-- begin SUPPLIED MATERIAL --
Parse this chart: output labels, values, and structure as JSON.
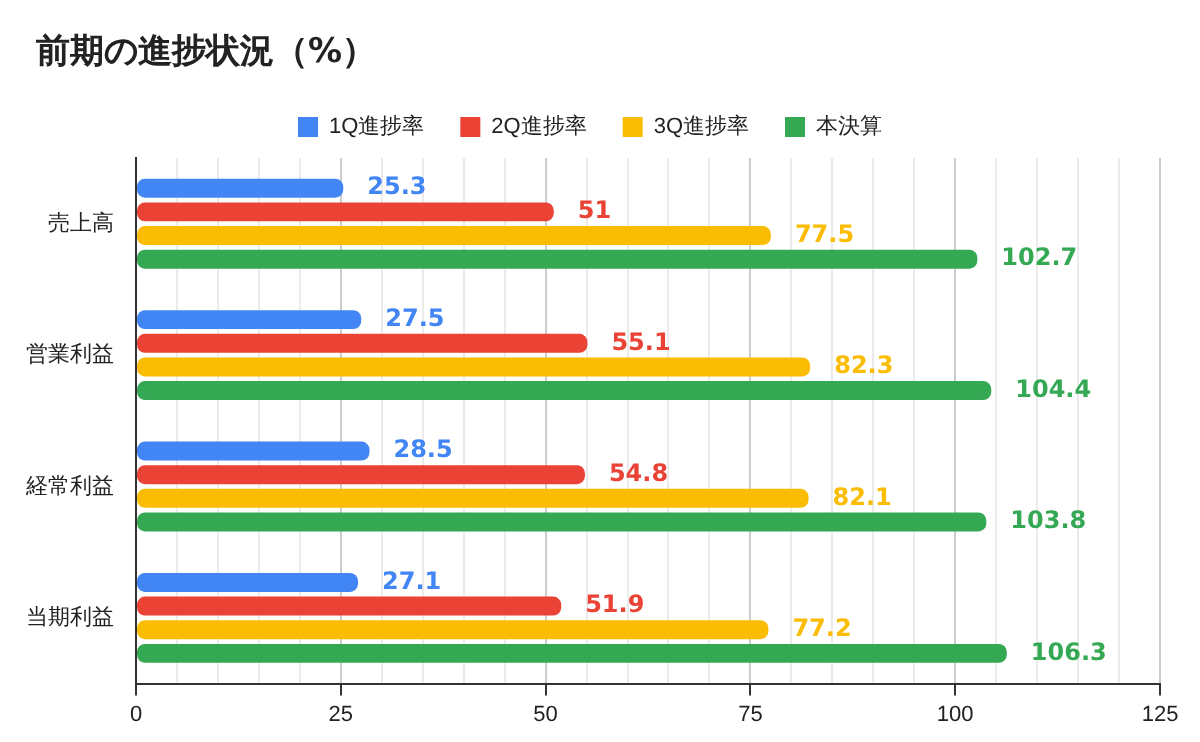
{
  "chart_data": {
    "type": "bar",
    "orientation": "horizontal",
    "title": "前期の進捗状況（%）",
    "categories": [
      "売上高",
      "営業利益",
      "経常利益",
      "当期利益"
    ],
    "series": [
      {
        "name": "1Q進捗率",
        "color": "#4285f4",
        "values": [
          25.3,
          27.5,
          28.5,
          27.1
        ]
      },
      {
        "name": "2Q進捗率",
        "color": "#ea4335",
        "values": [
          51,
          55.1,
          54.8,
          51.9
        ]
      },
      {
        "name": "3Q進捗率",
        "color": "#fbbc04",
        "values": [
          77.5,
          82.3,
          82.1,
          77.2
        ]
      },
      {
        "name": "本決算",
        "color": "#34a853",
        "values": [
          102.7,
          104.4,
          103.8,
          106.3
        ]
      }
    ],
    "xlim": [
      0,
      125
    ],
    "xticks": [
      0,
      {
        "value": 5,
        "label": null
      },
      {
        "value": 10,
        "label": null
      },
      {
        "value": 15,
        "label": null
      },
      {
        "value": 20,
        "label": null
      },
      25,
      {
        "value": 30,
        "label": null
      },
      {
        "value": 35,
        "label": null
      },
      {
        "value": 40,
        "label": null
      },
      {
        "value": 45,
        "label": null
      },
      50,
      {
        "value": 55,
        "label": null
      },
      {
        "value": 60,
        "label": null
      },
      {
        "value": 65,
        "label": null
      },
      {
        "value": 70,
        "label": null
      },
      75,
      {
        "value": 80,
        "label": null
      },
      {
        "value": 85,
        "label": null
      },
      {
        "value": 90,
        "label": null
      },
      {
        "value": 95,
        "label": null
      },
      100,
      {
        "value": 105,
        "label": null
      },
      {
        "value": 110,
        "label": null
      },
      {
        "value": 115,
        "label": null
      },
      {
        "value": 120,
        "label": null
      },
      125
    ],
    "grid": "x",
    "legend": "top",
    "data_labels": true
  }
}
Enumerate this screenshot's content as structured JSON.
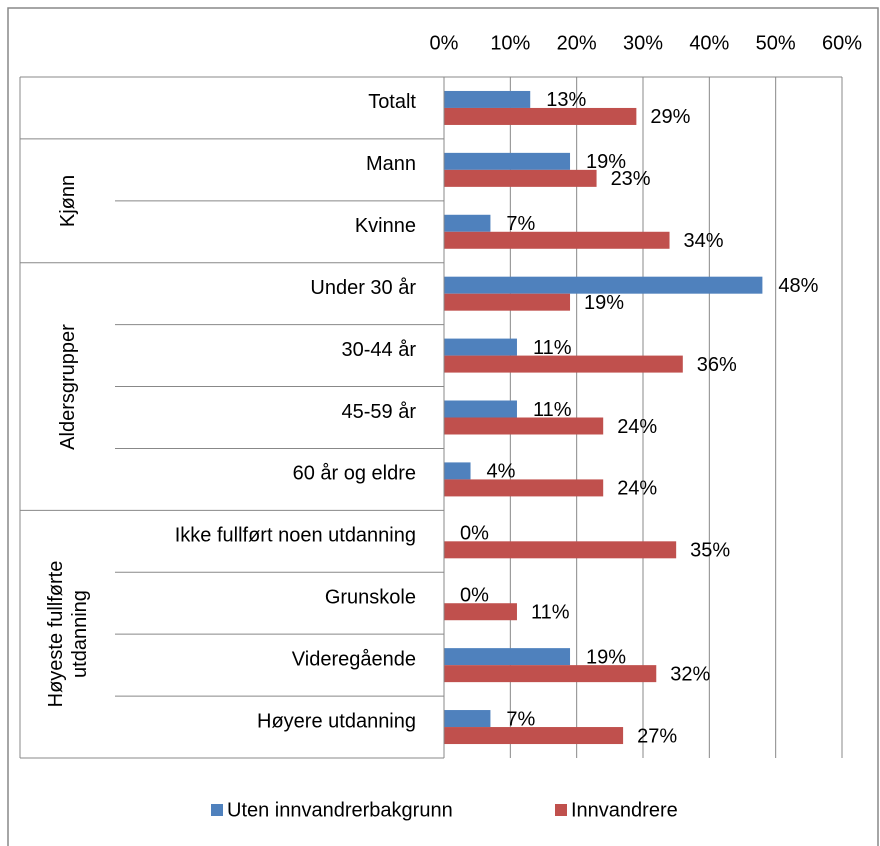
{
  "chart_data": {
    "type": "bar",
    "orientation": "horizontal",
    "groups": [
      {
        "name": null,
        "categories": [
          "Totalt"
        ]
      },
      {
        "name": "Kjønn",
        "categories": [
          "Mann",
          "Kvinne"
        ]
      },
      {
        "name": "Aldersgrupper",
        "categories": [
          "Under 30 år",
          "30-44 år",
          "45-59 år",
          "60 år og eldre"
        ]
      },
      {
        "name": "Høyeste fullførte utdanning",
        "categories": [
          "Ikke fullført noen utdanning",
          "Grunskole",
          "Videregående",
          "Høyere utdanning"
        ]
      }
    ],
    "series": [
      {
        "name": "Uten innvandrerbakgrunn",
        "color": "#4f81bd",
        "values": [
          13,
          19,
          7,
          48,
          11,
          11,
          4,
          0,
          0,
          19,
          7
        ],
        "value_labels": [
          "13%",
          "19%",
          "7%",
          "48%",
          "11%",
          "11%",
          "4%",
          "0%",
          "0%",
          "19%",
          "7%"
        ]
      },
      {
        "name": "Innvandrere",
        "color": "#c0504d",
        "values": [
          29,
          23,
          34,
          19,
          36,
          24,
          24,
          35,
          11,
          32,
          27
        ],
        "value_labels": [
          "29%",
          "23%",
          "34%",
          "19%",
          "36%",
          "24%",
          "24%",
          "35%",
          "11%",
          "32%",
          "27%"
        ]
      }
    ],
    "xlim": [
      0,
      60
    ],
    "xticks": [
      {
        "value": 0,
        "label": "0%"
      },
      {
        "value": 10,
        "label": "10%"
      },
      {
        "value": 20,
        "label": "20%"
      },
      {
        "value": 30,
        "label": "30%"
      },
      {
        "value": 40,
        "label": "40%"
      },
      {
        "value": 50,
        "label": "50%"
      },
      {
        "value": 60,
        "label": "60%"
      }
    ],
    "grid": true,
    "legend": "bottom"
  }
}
-- end SUPPLIED MATERIAL --
EXERCISE INSTRUCTIONS: Output the full set of records above without changing a word, and drop the images.

RESULT OF THE TASK:
Parse this chart: output labels, values, and structure as JSON.
{
  "chart_data": {
    "type": "bar",
    "orientation": "horizontal",
    "title": "前期の進捗状況（%）",
    "categories": [
      "売上高",
      "営業利益",
      "経常利益",
      "当期利益"
    ],
    "series": [
      {
        "name": "1Q進捗率",
        "color": "#4285f4",
        "values": [
          25.3,
          27.5,
          28.5,
          27.1
        ]
      },
      {
        "name": "2Q進捗率",
        "color": "#ea4335",
        "values": [
          51,
          55.1,
          54.8,
          51.9
        ]
      },
      {
        "name": "3Q進捗率",
        "color": "#fbbc04",
        "values": [
          77.5,
          82.3,
          82.1,
          77.2
        ]
      },
      {
        "name": "本決算",
        "color": "#34a853",
        "values": [
          102.7,
          104.4,
          103.8,
          106.3
        ]
      }
    ],
    "xlim": [
      0,
      125
    ],
    "xticks": [
      0,
      {
        "value": 5,
        "label": null
      },
      {
        "value": 10,
        "label": null
      },
      {
        "value": 15,
        "label": null
      },
      {
        "value": 20,
        "label": null
      },
      25,
      {
        "value": 30,
        "label": null
      },
      {
        "value": 35,
        "label": null
      },
      {
        "value": 40,
        "label": null
      },
      {
        "value": 45,
        "label": null
      },
      50,
      {
        "value": 55,
        "label": null
      },
      {
        "value": 60,
        "label": null
      },
      {
        "value": 65,
        "label": null
      },
      {
        "value": 70,
        "label": null
      },
      75,
      {
        "value": 80,
        "label": null
      },
      {
        "value": 85,
        "label": null
      },
      {
        "value": 90,
        "label": null
      },
      {
        "value": 95,
        "label": null
      },
      100,
      {
        "value": 105,
        "label": null
      },
      {
        "value": 110,
        "label": null
      },
      {
        "value": 115,
        "label": null
      },
      {
        "value": 120,
        "label": null
      },
      125
    ],
    "grid": "x",
    "legend": "top",
    "data_labels": true
  }
}
Enumerate this screenshot's content as structured JSON.
{
  "chart_data": {
    "type": "bar",
    "orientation": "horizontal",
    "groups": [
      {
        "name": null,
        "categories": [
          "Totalt"
        ]
      },
      {
        "name": "Kjønn",
        "categories": [
          "Mann",
          "Kvinne"
        ]
      },
      {
        "name": "Aldersgrupper",
        "categories": [
          "Under 30 år",
          "30-44 år",
          "45-59 år",
          "60 år og eldre"
        ]
      },
      {
        "name": "Høyeste fullførte utdanning",
        "categories": [
          "Ikke fullført noen utdanning",
          "Grunskole",
          "Videregående",
          "Høyere utdanning"
        ]
      }
    ],
    "series": [
      {
        "name": "Uten innvandrerbakgrunn",
        "color": "#4f81bd",
        "values": [
          13,
          19,
          7,
          48,
          11,
          11,
          4,
          0,
          0,
          19,
          7
        ],
        "value_labels": [
          "13%",
          "19%",
          "7%",
          "48%",
          "11%",
          "11%",
          "4%",
          "0%",
          "0%",
          "19%",
          "7%"
        ]
      },
      {
        "name": "Innvandrere",
        "color": "#c0504d",
        "values": [
          29,
          23,
          34,
          19,
          36,
          24,
          24,
          35,
          11,
          32,
          27
        ],
        "value_labels": [
          "29%",
          "23%",
          "34%",
          "19%",
          "36%",
          "24%",
          "24%",
          "35%",
          "11%",
          "32%",
          "27%"
        ]
      }
    ],
    "xlim": [
      0,
      60
    ],
    "xticks": [
      {
        "value": 0,
        "label": "0%"
      },
      {
        "value": 10,
        "label": "10%"
      },
      {
        "value": 20,
        "label": "20%"
      },
      {
        "value": 30,
        "label": "30%"
      },
      {
        "value": 40,
        "label": "40%"
      },
      {
        "value": 50,
        "label": "50%"
      },
      {
        "value": 60,
        "label": "60%"
      }
    ],
    "grid": true,
    "legend": "bottom"
  }
}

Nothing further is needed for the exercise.